[Dataset excerpts]
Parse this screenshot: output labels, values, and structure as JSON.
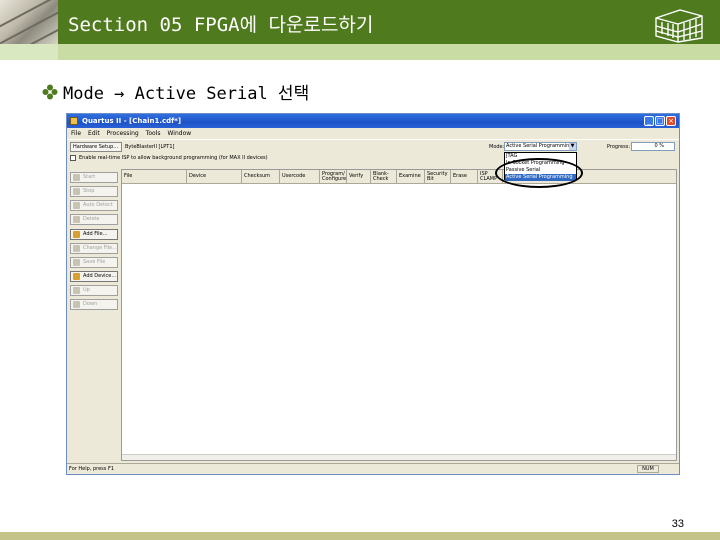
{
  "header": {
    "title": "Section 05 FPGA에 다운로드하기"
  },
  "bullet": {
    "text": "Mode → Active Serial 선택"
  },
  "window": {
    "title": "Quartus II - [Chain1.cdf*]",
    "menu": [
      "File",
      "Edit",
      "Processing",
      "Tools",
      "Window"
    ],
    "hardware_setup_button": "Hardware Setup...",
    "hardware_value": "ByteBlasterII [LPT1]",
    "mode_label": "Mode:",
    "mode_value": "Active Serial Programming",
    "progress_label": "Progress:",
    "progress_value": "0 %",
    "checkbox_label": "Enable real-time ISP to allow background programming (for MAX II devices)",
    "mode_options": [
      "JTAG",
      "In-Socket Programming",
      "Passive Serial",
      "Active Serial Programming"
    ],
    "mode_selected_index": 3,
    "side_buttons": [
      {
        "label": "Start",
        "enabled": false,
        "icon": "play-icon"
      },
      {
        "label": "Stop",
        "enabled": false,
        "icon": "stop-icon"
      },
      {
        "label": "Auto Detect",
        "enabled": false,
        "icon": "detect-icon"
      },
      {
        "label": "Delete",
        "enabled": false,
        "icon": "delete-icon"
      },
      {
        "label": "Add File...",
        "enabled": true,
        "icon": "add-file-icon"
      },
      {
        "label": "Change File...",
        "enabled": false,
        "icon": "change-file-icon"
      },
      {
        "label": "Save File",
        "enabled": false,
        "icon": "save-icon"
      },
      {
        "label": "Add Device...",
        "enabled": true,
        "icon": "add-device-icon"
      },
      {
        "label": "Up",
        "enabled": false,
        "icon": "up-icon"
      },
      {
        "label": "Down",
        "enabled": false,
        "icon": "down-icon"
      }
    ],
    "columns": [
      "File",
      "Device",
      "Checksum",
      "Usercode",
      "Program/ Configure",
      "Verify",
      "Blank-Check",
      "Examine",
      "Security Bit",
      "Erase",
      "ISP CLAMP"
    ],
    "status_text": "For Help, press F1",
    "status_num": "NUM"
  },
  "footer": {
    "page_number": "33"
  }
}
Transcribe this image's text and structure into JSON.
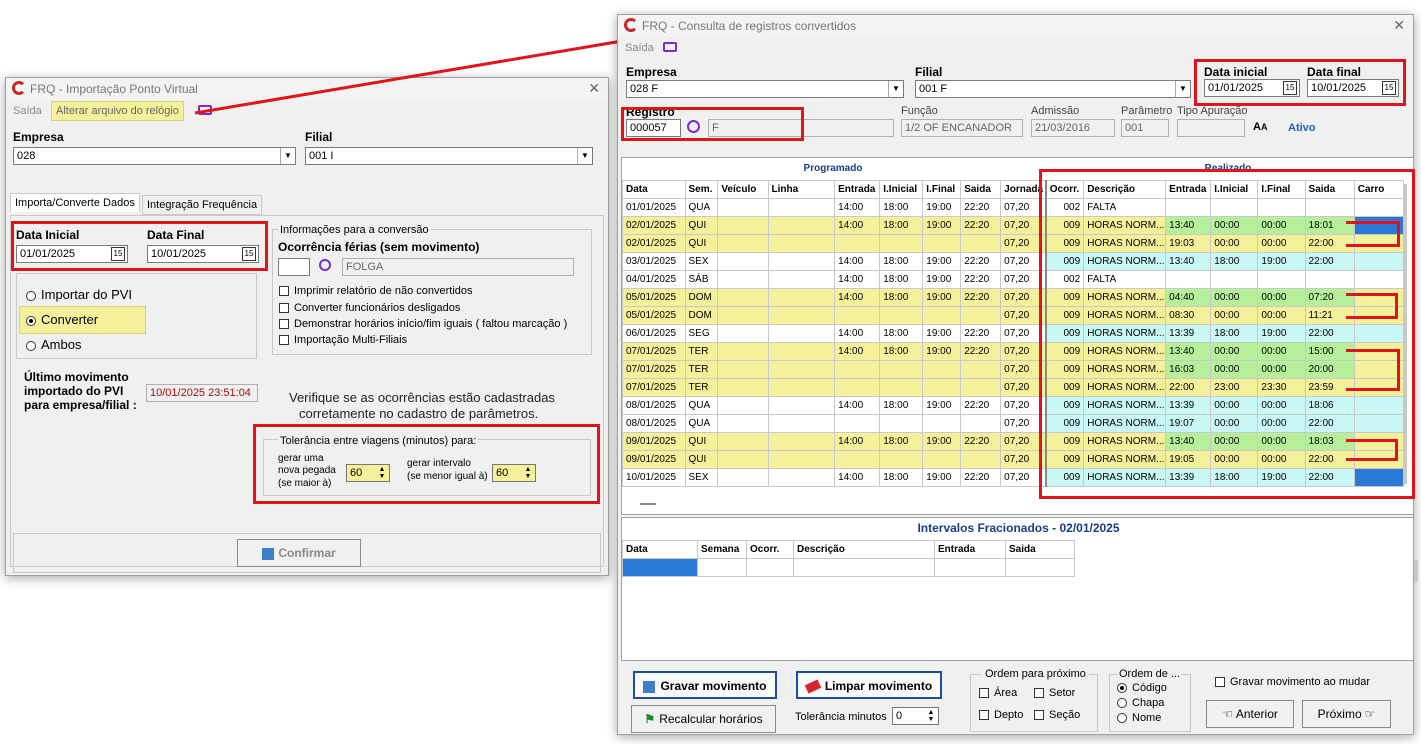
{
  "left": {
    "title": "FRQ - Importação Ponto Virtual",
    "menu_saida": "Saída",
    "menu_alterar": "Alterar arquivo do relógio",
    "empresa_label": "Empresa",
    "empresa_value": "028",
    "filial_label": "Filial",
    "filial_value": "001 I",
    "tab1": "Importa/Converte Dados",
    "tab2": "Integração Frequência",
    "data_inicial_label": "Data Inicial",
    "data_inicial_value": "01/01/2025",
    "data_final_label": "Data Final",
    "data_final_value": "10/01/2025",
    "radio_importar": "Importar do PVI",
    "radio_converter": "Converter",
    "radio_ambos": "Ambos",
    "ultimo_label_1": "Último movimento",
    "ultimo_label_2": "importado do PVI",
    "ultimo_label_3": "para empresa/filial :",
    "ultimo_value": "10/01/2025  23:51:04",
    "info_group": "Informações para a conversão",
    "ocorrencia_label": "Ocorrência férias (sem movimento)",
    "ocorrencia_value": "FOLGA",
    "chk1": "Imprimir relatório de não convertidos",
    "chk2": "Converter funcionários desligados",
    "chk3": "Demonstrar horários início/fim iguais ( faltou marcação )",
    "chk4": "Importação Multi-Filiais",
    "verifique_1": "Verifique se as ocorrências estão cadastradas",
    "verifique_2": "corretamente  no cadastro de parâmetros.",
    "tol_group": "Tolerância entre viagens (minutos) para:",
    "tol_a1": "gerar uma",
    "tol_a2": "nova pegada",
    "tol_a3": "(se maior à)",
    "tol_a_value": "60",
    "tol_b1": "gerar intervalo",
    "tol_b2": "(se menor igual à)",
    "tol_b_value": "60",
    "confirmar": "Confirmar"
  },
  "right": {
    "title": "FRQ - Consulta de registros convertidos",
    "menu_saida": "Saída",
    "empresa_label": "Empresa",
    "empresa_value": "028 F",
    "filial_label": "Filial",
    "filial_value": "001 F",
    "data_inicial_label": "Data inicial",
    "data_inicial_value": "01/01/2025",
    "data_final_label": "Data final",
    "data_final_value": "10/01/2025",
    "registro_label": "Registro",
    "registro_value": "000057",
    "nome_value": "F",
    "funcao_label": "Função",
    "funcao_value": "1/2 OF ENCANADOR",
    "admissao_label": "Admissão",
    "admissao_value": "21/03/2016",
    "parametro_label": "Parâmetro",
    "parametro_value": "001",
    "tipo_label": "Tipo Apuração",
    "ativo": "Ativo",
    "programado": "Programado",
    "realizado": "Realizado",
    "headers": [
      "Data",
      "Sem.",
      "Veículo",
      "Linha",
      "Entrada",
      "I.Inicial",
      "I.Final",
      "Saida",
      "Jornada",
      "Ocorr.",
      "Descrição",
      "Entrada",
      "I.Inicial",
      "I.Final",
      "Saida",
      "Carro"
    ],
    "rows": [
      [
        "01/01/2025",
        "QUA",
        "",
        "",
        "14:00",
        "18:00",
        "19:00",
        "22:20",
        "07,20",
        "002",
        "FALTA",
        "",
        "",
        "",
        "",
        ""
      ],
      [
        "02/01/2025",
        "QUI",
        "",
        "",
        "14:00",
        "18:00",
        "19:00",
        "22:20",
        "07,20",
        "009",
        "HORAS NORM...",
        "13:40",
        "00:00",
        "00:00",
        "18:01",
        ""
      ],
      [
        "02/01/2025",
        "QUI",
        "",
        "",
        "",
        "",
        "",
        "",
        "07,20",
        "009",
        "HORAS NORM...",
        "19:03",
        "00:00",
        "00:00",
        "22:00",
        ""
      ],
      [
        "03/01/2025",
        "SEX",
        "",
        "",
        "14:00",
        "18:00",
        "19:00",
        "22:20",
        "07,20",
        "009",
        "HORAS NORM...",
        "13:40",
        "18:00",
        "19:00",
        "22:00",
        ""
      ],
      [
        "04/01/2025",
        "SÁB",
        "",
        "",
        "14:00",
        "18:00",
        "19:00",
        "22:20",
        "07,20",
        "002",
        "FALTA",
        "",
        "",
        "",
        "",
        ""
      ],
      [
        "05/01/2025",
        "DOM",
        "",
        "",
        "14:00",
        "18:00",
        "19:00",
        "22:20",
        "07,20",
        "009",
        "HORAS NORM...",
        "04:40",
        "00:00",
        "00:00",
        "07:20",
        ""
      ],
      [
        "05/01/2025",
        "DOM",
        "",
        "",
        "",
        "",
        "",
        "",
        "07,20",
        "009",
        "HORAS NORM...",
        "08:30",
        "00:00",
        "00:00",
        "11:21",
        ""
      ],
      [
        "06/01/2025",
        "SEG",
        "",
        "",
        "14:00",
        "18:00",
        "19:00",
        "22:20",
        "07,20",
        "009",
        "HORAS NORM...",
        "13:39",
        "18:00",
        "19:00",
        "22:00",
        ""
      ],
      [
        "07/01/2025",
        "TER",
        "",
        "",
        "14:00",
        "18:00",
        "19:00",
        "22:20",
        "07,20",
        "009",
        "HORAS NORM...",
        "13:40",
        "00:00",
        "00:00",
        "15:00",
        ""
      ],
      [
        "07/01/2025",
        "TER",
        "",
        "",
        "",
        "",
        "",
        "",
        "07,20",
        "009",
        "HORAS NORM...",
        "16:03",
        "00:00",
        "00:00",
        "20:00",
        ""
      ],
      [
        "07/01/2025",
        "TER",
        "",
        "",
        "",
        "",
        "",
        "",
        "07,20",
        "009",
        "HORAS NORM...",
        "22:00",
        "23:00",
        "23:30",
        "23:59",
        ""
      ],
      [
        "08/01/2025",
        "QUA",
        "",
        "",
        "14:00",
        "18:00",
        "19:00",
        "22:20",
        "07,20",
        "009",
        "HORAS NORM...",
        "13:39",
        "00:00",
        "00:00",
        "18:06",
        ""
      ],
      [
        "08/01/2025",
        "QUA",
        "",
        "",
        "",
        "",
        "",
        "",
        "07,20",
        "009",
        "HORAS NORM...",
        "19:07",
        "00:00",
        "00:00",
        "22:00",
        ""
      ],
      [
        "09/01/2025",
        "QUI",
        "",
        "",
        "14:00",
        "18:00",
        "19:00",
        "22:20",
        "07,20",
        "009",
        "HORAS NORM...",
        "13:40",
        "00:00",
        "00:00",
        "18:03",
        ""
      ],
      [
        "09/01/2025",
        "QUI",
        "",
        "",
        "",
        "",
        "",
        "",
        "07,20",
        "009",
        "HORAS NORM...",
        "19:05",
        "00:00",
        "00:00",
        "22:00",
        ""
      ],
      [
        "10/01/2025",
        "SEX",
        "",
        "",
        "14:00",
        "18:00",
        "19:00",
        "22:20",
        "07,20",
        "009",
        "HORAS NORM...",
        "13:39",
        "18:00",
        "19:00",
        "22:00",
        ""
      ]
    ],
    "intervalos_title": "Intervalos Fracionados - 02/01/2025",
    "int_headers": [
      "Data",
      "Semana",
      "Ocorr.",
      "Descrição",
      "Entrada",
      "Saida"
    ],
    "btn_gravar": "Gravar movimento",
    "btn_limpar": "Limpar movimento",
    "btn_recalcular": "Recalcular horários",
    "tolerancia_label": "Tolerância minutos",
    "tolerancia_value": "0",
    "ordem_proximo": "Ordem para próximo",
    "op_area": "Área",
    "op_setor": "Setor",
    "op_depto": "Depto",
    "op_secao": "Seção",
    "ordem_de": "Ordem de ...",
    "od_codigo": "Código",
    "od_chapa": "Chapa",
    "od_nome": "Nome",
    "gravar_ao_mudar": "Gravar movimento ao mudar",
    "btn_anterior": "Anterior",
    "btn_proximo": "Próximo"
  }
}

## What to do:
Copy each line of the records containing the string "Ordem".

## Result:
    "ordem_proximo": "Ordem para próximo",
    "ordem_de": "Ordem de ...",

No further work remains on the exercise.